→ **EXERCISE**
Copy every line of the material below word for word, without changing anything.

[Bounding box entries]
-.-.-

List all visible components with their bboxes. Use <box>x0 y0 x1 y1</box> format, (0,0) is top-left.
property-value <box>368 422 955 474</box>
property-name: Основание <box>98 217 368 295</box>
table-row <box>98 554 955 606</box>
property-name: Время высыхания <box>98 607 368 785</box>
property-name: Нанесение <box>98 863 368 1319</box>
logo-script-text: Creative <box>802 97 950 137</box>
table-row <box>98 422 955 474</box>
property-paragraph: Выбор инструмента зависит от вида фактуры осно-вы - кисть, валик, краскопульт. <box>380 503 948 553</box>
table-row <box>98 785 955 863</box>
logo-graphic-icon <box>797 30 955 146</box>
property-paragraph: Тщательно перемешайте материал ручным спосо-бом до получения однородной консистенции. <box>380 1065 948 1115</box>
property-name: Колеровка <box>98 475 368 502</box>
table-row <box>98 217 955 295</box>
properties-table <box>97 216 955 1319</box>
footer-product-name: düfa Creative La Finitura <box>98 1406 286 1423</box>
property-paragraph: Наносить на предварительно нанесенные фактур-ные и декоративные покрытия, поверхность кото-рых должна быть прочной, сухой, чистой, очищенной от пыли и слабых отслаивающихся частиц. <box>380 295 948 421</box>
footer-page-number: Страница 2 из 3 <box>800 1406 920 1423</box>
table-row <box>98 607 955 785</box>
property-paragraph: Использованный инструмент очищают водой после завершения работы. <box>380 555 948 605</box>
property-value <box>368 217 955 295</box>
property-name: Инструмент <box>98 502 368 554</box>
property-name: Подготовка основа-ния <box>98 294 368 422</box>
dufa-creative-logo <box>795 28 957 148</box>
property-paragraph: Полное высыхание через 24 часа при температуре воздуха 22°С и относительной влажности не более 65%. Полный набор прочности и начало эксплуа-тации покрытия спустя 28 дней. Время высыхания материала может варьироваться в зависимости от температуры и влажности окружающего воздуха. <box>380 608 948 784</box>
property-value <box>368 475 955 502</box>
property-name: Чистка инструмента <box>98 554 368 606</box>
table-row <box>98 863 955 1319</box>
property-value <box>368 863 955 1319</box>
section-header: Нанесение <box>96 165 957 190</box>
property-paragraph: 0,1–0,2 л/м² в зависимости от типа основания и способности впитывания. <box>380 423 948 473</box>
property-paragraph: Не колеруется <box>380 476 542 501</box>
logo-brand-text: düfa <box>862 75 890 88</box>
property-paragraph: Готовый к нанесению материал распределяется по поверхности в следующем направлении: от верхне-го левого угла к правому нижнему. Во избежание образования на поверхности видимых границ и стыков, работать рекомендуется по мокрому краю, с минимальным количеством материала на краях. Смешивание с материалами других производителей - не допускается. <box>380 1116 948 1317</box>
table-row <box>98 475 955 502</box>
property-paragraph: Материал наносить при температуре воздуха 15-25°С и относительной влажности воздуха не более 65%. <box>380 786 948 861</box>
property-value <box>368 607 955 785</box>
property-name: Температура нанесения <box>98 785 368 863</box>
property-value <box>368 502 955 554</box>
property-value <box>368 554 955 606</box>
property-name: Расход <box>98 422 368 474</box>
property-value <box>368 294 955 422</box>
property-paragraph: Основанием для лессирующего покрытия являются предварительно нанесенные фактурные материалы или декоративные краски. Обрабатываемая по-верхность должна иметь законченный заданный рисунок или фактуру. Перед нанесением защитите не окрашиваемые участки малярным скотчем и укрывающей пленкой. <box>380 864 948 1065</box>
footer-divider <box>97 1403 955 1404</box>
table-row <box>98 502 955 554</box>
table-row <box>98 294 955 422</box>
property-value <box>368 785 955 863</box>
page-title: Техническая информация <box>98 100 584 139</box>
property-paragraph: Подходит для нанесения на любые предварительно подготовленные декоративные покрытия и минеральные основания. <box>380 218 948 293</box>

-.-.-

→ **THE REPLY**
List all visible components with their bboxes. Use <box>x0 y0 x1 y1</box> format, (0,0) is top-left.
property-value <box>368 422 955 474</box>
property-name: Основание <box>98 217 368 295</box>
table-row <box>98 554 955 606</box>
property-name: Время высыхания <box>98 607 368 785</box>
property-name: Нанесение <box>98 863 368 1319</box>
logo-script-text: Creative <box>802 97 950 137</box>
table-row <box>98 422 955 474</box>
property-paragraph: Выбор инструмента зависит от вида фактуры осно-вы - кисть, валик, краскопульт. <box>380 503 948 553</box>
table-row <box>98 785 955 863</box>
logo-graphic-icon <box>797 30 955 146</box>
property-paragraph: Тщательно перемешайте материал ручным спосо-бом до получения однородной консистенции. <box>380 1065 948 1115</box>
property-name: Колеровка <box>98 475 368 502</box>
table-row <box>98 217 955 295</box>
properties-table <box>97 216 955 1319</box>
footer-product-name: düfa Creative La Finitura <box>98 1406 286 1423</box>
property-paragraph: Наносить на предварительно нанесенные фактур-ные и декоративные покрытия, поверхность кото-рых должна быть прочной, сухой, чистой, очищенной от пыли и слабых отслаивающихся частиц. <box>380 295 948 421</box>
footer-page-number: Страница 2 из 3 <box>800 1406 920 1423</box>
table-row <box>98 607 955 785</box>
property-paragraph: Использованный инструмент очищают водой после завершения работы. <box>380 555 948 605</box>
property-value <box>368 217 955 295</box>
property-name: Инструмент <box>98 502 368 554</box>
property-name: Подготовка основа-ния <box>98 294 368 422</box>
dufa-creative-logo <box>795 28 957 148</box>
property-paragraph: Полное высыхание через 24 часа при температуре воздуха 22°С и относительной влажности не более 65%. Полный набор прочности и начало эксплуа-тации покрытия спустя 28 дней. Время высыхания материала может варьироваться в зависимости от температуры и влажности окружающего воздуха. <box>380 608 948 784</box>
property-value <box>368 475 955 502</box>
property-name: Чистка инструмента <box>98 554 368 606</box>
table-row <box>98 863 955 1319</box>
property-value <box>368 863 955 1319</box>
section-header: Нанесение <box>96 165 957 190</box>
property-paragraph: 0,1–0,2 л/м² в зависимости от типа основания и способности впитывания. <box>380 423 948 473</box>
property-paragraph: Не колеруется <box>380 476 542 501</box>
logo-brand-text: düfa <box>862 75 890 88</box>
property-paragraph: Готовый к нанесению материал распределяется по поверхности в следующем направлении: от верхне-го левого угла к правому нижнему. Во избежание образования на поверхности видимых границ и стыков, работать рекомендуется по мокрому краю, с минимальным количеством материала на краях. Смешивание с материалами других производителей - не допускается. <box>380 1116 948 1317</box>
table-row <box>98 475 955 502</box>
property-paragraph: Материал наносить при температуре воздуха 15-25°С и относительной влажности воздуха не более 65%. <box>380 786 948 861</box>
property-value <box>368 607 955 785</box>
property-name: Температура нанесения <box>98 785 368 863</box>
property-value <box>368 502 955 554</box>
property-value <box>368 554 955 606</box>
property-name: Расход <box>98 422 368 474</box>
property-value <box>368 294 955 422</box>
property-paragraph: Основанием для лессирующего покрытия являются предварительно нанесенные фактурные материалы или декоративные краски. Обрабатываемая по-верхность должна иметь законченный заданный рисунок или фактуру. Перед нанесением защитите не окрашиваемые участки малярным скотчем и укрывающей пленкой. <box>380 864 948 1065</box>
footer-divider <box>97 1403 955 1404</box>
table-row <box>98 502 955 554</box>
table-row <box>98 294 955 422</box>
property-value <box>368 785 955 863</box>
page-title: Техническая информация <box>98 100 584 139</box>
property-paragraph: Подходит для нанесения на любые предварительно подготовленные декоративные покрытия и минеральные основания. <box>380 218 948 293</box>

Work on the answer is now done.